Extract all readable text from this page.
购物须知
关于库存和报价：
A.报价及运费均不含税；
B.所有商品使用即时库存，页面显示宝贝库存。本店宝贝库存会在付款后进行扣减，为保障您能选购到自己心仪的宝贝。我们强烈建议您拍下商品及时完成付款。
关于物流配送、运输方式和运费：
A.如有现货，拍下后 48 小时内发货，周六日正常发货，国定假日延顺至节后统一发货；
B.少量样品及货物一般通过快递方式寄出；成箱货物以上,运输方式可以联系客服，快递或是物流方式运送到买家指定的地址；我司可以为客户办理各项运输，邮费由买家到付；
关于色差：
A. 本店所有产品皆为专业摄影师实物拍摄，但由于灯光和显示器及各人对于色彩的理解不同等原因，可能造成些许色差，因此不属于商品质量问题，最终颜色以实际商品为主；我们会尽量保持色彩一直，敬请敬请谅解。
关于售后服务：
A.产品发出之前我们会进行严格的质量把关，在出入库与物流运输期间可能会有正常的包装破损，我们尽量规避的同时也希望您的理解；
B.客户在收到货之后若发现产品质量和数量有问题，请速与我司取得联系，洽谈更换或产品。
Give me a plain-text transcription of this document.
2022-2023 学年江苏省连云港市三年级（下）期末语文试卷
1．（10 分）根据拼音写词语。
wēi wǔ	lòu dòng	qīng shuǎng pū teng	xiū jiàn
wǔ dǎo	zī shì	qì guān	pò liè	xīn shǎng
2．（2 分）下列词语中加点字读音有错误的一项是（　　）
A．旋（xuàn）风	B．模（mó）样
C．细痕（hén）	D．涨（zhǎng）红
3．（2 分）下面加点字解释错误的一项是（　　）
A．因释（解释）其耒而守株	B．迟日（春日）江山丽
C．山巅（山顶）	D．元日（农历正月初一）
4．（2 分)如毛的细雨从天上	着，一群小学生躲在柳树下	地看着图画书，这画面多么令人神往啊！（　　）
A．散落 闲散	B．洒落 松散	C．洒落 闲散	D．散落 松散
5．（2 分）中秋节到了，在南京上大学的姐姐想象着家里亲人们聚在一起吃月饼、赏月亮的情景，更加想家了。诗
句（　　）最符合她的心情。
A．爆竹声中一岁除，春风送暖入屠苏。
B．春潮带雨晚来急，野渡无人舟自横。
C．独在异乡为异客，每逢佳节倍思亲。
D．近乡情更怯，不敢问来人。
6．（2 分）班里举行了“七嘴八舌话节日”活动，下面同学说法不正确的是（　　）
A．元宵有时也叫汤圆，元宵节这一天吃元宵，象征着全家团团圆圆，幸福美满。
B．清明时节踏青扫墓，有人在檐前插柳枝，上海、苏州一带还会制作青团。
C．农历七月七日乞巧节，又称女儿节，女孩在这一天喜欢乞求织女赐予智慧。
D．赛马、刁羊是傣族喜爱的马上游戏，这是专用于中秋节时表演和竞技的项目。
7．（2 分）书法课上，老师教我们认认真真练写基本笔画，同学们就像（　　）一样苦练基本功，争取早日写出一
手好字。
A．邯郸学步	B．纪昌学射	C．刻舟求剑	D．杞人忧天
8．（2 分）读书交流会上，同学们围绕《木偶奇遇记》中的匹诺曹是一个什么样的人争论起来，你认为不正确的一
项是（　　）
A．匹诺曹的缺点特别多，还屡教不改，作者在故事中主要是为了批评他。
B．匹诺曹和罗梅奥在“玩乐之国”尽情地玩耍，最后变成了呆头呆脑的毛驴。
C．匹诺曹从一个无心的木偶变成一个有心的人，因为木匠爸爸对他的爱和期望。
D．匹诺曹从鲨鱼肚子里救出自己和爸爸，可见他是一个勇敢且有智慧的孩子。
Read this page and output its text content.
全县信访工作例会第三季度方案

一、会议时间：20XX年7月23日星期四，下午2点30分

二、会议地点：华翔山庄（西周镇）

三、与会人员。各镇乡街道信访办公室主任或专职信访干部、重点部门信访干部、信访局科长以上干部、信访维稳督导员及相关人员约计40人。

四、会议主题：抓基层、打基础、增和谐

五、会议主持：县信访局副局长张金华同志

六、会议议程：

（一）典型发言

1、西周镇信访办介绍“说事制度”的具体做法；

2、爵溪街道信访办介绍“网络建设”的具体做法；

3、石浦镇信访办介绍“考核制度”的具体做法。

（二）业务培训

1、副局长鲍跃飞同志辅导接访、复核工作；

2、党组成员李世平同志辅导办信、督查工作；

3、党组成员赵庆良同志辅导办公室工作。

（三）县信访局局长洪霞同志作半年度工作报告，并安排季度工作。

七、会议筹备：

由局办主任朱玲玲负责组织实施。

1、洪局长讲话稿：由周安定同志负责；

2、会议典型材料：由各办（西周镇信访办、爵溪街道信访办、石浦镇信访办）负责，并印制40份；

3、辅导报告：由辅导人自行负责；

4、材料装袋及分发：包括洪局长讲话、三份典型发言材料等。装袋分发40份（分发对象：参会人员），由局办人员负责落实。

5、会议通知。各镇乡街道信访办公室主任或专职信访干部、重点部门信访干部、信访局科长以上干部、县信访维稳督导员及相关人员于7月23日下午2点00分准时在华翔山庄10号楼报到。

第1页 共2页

(Aim of the task):
Each record above should be repeated exactly as it appears.

(Exercise response):
Extract all readable text from this page.
购物须知
关于库存和报价：
A.报价及运费均不含税；
B.所有商品使用即时库存，页面显示宝贝库存。本店宝贝库存会在付款后进行扣减，为保障您能选购到自己心仪的宝贝。我们强烈建议您拍下商品及时完成付款。
关于物流配送、运输方式和运费：
A.如有现货，拍下后 48 小时内发货，周六日正常发货，国定假日延顺至节后统一发货；
B.少量样品及货物一般通过快递方式寄出；成箱货物以上,运输方式可以联系客服，快递或是物流方式运送到买家指定的地址；我司可以为客户办理各项运输，邮费由买家到付；
关于色差：
A. 本店所有产品皆为专业摄影师实物拍摄，但由于灯光和显示器及各人对于色彩的理解不同等原因，可能造成些许色差，因此不属于商品质量问题，最终颜色以实际商品为主；我们会尽量保持色彩一直，敬请敬请谅解。
关于售后服务：
A.产品发出之前我们会进行严格的质量把关，在出入库与物流运输期间可能会有正常的包装破损，我们尽量规避的同时也希望您的理解；
B.客户在收到货之后若发现产品质量和数量有问题，请速与我司取得联系，洽谈更换或产品。
Give me a plain-text transcription of this document.
2022-2023 学年江苏省连云港市三年级（下）期末语文试卷
1．（10 分）根据拼音写词语。
wēi wǔ	lòu dòng	qīng shuǎng pū teng	xiū jiàn
wǔ dǎo	zī shì	qì guān	pò liè	xīn shǎng
2．（2 分）下列词语中加点字读音有错误的一项是（　　）
A．旋（xuàn）风	B．模（mó）样
C．细痕（hén）	D．涨（zhǎng）红
3．（2 分）下面加点字解释错误的一项是（　　）
A．因释（解释）其耒而守株	B．迟日（春日）江山丽
C．山巅（山顶）	D．元日（农历正月初一）
4．（2 分)如毛的细雨从天上	着，一群小学生躲在柳树下	地看着图画书，这画面多么令人神往啊！（　　）
A．散落 闲散	B．洒落 松散	C．洒落 闲散	D．散落 松散
5．（2 分）中秋节到了，在南京上大学的姐姐想象着家里亲人们聚在一起吃月饼、赏月亮的情景，更加想家了。诗
句（　　）最符合她的心情。
A．爆竹声中一岁除，春风送暖入屠苏。
B．春潮带雨晚来急，野渡无人舟自横。
C．独在异乡为异客，每逢佳节倍思亲。
D．近乡情更怯，不敢问来人。
6．（2 分）班里举行了“七嘴八舌话节日”活动，下面同学说法不正确的是（　　）
A．元宵有时也叫汤圆，元宵节这一天吃元宵，象征着全家团团圆圆，幸福美满。
B．清明时节踏青扫墓，有人在檐前插柳枝，上海、苏州一带还会制作青团。
C．农历七月七日乞巧节，又称女儿节，女孩在这一天喜欢乞求织女赐予智慧。
D．赛马、刁羊是傣族喜爱的马上游戏，这是专用于中秋节时表演和竞技的项目。
7．（2 分）书法课上，老师教我们认认真真练写基本笔画，同学们就像（　　）一样苦练基本功，争取早日写出一
手好字。
A．邯郸学步	B．纪昌学射	C．刻舟求剑	D．杞人忧天
8．（2 分）读书交流会上，同学们围绕《木偶奇遇记》中的匹诺曹是一个什么样的人争论起来，你认为不正确的一
项是（　　）
A．匹诺曹的缺点特别多，还屡教不改，作者在故事中主要是为了批评他。
B．匹诺曹和罗梅奥在“玩乐之国”尽情地玩耍，最后变成了呆头呆脑的毛驴。
C．匹诺曹从一个无心的木偶变成一个有心的人，因为木匠爸爸对他的爱和期望。
D．匹诺曹从鲨鱼肚子里救出自己和爸爸，可见他是一个勇敢且有智慧的孩子。
Read this page and output its text content.
全县信访工作例会第三季度方案

一、会议时间：20XX年7月23日星期四，下午2点30分

二、会议地点：华翔山庄（西周镇）

三、与会人员。各镇乡街道信访办公室主任或专职信访干部、重点部门信访干部、信访局科长以上干部、信访维稳督导员及相关人员约计40人。

四、会议主题：抓基层、打基础、增和谐

五、会议主持：县信访局副局长张金华同志

六、会议议程：

（一）典型发言

1、西周镇信访办介绍“说事制度”的具体做法；

2、爵溪街道信访办介绍“网络建设”的具体做法；

3、石浦镇信访办介绍“考核制度”的具体做法。

（二）业务培训

1、副局长鲍跃飞同志辅导接访、复核工作；

2、党组成员李世平同志辅导办信、督查工作；

3、党组成员赵庆良同志辅导办公室工作。

（三）县信访局局长洪霞同志作半年度工作报告，并安排季度工作。

七、会议筹备：

由局办主任朱玲玲负责组织实施。

1、洪局长讲话稿：由周安定同志负责；

2、会议典型材料：由各办（西周镇信访办、爵溪街道信访办、石浦镇信访办）负责，并印制40份；

3、辅导报告：由辅导人自行负责；

4、材料装袋及分发：包括洪局长讲话、三份典型发言材料等。装袋分发40份（分发对象：参会人员），由局办人员负责落实。

5、会议通知。各镇乡街道信访办公室主任或专职信访干部、重点部门信访干部、信访局科长以上干部、县信访维稳督导员及相关人员于7月23日下午2点00分准时在华翔山庄10号楼报到。

第1页 共2页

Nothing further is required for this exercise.